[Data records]

━━━

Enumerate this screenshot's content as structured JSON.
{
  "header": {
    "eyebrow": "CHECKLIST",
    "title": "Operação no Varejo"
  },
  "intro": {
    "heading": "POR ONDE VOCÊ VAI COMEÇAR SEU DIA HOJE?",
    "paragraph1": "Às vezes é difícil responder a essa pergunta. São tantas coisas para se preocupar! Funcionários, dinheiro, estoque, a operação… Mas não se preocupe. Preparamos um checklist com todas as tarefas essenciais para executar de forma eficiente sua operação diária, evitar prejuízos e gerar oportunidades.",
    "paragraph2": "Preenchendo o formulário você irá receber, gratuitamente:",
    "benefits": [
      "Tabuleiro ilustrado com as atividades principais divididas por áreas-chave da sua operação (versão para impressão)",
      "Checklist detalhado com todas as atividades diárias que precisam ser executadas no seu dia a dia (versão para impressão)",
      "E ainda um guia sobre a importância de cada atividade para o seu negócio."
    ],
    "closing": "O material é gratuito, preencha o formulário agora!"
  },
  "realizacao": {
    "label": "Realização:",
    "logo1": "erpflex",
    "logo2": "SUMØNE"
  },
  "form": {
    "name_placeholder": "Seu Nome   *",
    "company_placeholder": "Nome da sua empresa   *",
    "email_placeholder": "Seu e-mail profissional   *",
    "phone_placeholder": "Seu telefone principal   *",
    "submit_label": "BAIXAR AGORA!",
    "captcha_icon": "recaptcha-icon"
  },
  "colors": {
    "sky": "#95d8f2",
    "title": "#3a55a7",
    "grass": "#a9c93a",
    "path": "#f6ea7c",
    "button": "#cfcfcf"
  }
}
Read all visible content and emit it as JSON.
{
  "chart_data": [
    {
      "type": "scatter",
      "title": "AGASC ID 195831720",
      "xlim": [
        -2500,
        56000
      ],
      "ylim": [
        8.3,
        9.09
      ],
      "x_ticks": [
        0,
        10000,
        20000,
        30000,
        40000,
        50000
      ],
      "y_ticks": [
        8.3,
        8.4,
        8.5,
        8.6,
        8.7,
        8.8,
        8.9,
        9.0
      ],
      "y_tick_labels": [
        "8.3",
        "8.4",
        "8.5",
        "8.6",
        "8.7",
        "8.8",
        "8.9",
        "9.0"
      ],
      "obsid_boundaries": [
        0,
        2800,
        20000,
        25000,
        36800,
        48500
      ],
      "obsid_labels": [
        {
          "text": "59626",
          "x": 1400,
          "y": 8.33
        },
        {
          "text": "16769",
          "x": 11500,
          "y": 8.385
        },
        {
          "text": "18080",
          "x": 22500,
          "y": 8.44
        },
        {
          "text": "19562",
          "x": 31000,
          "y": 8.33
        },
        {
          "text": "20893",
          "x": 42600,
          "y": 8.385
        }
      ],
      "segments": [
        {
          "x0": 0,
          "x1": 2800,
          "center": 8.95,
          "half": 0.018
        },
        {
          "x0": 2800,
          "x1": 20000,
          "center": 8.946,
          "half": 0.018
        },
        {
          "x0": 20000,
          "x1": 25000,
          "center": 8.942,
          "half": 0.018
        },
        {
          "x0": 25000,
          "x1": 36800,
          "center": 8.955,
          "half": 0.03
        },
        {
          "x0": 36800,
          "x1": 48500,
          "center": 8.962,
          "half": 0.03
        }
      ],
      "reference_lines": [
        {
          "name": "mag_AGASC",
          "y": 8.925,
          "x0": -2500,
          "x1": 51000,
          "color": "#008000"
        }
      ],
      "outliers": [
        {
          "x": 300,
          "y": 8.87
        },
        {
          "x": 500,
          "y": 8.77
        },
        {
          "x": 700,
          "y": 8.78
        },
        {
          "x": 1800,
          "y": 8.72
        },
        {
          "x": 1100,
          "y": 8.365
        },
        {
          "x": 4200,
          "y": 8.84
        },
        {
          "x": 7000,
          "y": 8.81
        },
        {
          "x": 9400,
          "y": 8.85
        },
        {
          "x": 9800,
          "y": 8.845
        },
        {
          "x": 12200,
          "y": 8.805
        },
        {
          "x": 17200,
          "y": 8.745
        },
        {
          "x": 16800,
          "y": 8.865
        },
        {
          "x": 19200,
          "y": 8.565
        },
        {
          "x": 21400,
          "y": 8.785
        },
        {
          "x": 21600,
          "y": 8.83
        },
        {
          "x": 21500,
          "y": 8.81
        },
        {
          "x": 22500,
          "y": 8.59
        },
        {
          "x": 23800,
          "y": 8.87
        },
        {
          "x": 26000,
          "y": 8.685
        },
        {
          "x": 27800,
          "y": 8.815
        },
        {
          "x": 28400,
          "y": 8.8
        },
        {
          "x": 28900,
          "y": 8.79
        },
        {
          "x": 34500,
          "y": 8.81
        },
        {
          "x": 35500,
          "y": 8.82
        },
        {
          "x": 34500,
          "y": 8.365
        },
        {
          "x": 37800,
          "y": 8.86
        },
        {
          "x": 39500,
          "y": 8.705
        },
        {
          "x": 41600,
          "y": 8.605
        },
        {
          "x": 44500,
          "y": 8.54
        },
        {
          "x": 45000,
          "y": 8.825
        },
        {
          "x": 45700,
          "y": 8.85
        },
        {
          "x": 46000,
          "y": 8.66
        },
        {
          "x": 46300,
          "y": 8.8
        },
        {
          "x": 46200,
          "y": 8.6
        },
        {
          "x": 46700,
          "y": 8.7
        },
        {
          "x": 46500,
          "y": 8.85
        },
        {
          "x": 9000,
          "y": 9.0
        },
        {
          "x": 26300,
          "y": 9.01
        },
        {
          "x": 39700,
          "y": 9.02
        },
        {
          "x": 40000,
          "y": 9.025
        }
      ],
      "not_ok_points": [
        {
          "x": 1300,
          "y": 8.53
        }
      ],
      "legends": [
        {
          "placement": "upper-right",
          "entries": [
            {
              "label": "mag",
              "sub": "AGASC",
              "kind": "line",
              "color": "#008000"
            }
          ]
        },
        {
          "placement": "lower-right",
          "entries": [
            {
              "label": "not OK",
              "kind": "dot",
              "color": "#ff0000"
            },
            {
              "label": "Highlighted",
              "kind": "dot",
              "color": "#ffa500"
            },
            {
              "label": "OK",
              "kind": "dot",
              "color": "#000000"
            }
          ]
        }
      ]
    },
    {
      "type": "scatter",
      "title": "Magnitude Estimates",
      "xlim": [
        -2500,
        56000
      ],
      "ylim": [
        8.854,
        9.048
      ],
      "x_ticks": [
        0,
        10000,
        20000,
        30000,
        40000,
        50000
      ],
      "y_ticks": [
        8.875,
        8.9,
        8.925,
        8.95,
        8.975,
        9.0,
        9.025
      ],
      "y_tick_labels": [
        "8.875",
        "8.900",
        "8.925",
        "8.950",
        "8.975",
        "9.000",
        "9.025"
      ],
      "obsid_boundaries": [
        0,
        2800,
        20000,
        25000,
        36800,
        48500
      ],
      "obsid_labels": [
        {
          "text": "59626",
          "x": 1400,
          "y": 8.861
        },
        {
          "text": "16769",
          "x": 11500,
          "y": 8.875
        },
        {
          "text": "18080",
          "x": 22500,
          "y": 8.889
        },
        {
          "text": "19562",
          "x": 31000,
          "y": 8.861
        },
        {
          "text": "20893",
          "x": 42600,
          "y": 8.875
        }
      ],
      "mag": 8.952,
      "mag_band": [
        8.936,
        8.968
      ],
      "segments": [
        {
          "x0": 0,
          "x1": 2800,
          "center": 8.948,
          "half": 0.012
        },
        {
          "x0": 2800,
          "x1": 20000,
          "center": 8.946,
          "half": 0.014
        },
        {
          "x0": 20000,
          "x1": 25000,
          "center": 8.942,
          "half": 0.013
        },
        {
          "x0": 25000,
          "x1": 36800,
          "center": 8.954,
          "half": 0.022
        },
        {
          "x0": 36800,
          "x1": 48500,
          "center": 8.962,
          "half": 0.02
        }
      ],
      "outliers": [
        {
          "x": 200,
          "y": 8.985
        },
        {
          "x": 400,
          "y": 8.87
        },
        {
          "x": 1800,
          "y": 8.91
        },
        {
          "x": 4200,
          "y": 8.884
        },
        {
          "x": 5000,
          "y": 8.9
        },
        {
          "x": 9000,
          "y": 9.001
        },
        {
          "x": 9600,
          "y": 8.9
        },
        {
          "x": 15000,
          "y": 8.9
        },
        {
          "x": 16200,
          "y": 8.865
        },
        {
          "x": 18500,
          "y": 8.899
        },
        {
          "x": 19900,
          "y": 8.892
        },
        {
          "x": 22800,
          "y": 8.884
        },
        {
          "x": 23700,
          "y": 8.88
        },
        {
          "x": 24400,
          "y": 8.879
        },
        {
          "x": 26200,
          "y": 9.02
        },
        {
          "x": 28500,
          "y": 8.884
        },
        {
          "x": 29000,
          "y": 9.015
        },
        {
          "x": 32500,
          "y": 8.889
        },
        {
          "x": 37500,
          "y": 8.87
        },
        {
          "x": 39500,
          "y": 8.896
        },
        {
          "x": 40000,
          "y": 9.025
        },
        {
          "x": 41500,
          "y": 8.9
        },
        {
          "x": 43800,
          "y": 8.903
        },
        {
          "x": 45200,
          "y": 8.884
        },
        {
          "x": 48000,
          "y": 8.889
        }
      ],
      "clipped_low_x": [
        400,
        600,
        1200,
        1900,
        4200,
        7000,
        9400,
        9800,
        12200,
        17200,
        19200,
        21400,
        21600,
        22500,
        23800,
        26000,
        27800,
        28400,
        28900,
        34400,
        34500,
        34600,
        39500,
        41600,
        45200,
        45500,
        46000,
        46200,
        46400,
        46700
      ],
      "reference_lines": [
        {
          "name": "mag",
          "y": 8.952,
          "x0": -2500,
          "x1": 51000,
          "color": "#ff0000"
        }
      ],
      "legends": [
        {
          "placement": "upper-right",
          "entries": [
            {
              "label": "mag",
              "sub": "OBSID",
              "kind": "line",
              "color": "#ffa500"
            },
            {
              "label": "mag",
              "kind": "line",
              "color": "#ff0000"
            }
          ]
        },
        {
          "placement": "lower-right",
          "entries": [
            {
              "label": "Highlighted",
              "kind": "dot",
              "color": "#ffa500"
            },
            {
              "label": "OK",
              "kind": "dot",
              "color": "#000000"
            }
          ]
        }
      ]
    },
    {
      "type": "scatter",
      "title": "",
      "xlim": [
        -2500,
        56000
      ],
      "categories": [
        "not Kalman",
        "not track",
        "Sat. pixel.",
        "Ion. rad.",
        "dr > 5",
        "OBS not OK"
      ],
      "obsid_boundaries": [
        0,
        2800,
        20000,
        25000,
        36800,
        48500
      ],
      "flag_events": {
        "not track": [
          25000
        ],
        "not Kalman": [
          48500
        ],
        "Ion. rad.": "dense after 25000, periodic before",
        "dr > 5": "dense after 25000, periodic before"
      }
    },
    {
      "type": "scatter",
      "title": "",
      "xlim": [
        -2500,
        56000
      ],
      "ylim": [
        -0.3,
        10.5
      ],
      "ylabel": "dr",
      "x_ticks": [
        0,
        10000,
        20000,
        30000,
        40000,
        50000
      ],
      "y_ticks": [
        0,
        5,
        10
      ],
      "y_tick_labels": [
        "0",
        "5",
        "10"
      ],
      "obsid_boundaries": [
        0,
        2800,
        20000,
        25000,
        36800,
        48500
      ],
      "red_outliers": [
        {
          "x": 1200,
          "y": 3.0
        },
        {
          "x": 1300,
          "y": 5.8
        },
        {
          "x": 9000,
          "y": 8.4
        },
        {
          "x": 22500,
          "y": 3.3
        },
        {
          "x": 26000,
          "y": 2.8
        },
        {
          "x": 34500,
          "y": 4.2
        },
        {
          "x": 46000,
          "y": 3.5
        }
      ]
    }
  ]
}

━━━

List every line from the entries above in which "half" appears.

§ **Solution below**:
          "half": 0.018
          "half": 0.018
          "half": 0.018
          "half": 0.03
          "half": 0.03
          "half": 0.012
          "half": 0.014
          "half": 0.013
          "half": 0.022
          "half": 0.02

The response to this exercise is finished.